*Task to carry out:*
Copy out all lines of the records in which the word "Move" appears.

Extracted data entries

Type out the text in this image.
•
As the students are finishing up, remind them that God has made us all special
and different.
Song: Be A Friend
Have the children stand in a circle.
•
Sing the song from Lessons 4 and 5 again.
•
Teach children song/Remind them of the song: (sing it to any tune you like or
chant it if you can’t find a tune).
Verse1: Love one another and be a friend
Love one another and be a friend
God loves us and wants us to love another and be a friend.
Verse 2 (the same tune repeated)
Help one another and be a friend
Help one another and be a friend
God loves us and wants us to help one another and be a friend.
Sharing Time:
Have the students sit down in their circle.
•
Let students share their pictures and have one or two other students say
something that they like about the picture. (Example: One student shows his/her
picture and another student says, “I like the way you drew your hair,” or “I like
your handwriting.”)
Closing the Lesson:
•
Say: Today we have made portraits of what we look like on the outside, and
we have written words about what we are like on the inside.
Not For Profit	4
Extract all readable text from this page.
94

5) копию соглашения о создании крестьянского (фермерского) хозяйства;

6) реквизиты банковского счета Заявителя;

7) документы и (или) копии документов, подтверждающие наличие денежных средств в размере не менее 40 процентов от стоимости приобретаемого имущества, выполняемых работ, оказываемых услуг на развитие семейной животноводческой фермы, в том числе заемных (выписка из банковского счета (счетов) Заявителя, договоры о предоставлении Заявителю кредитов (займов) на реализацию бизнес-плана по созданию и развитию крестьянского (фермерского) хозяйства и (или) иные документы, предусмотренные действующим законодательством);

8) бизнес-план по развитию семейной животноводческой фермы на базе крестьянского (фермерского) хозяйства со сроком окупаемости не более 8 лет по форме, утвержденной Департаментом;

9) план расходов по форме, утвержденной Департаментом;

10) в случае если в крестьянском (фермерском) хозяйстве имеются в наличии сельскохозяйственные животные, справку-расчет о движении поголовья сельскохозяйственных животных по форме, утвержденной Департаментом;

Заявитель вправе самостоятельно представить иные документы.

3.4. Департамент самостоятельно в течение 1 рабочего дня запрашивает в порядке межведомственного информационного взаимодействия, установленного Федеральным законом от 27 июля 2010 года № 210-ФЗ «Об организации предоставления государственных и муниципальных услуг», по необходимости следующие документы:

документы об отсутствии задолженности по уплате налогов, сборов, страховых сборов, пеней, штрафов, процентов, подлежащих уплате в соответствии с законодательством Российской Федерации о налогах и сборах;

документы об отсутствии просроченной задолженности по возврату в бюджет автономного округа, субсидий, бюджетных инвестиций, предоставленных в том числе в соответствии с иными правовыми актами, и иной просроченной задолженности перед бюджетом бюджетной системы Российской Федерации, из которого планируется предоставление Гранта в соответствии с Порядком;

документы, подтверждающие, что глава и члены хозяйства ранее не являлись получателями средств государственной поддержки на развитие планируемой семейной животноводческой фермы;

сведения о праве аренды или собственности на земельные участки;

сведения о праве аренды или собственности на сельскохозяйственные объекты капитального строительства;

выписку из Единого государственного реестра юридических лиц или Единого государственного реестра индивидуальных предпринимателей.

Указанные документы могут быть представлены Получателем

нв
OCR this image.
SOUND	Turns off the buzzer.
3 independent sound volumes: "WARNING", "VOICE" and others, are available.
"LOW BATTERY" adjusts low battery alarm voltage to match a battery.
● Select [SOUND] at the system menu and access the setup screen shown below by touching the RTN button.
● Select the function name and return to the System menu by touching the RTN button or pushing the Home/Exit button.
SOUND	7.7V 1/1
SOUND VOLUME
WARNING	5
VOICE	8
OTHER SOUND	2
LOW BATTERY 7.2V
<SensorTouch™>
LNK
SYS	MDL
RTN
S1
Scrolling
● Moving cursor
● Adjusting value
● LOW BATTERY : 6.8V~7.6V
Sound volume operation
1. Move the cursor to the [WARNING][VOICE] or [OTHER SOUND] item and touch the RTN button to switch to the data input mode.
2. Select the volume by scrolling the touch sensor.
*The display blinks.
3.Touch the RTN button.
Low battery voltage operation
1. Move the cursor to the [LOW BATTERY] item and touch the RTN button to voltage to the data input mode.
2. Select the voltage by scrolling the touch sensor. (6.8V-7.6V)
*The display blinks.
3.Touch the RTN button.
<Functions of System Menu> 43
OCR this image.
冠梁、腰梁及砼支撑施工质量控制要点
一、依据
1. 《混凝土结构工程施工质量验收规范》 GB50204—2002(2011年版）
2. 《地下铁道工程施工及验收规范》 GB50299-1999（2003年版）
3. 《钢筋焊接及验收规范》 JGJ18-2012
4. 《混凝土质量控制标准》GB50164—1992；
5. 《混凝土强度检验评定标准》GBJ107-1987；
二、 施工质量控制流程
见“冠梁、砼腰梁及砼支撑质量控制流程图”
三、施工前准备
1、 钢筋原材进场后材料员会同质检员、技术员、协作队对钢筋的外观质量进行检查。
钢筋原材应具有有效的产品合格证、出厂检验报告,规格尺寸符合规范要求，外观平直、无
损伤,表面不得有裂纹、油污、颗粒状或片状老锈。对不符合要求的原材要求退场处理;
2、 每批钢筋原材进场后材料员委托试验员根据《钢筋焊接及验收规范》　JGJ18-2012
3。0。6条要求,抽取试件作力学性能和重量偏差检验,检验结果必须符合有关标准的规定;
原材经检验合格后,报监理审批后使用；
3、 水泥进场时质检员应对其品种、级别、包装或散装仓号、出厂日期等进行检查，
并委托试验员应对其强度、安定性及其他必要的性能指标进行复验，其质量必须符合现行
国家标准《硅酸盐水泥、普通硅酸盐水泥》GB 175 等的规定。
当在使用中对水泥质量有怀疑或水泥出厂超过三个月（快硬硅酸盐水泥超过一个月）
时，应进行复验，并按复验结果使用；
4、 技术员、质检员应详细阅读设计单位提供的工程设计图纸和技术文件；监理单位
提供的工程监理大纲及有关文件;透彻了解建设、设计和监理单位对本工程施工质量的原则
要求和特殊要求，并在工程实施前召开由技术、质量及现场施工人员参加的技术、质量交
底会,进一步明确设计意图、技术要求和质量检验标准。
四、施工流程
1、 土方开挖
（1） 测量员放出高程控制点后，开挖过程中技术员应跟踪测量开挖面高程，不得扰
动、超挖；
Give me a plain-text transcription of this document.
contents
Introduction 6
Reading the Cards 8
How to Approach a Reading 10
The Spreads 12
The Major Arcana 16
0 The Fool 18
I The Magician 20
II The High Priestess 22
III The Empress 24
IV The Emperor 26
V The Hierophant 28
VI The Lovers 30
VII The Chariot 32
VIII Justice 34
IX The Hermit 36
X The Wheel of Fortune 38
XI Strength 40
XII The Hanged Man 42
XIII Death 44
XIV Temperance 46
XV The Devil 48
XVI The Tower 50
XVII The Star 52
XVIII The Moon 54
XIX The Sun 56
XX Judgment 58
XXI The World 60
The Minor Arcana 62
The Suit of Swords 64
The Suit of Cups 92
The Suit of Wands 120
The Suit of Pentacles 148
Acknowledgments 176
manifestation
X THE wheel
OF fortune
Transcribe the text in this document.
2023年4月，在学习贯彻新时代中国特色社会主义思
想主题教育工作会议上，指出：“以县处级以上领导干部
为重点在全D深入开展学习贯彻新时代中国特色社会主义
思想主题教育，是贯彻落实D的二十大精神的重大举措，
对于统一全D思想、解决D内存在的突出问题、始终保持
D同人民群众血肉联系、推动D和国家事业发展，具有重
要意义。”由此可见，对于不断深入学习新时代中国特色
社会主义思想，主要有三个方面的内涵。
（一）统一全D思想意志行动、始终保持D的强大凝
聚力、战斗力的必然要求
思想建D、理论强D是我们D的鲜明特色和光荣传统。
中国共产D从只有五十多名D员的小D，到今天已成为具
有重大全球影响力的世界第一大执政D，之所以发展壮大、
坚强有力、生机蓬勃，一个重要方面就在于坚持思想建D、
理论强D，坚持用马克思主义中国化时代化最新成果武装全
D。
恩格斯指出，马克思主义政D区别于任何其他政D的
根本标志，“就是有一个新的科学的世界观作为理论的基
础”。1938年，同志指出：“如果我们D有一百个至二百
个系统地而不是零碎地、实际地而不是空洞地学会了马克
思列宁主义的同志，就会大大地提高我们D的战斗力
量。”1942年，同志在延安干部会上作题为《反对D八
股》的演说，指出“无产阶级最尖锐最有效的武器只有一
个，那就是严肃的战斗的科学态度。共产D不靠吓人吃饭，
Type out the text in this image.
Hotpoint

*Task response:*
1. Move the cursor to the [WARNING][VOICE] or [OTHER SOUND] item and touch the RTN button to switch to the data input mode.
1. Move the cursor to the [LOW BATTERY] item and touch the RTN button to voltage to the data input mode.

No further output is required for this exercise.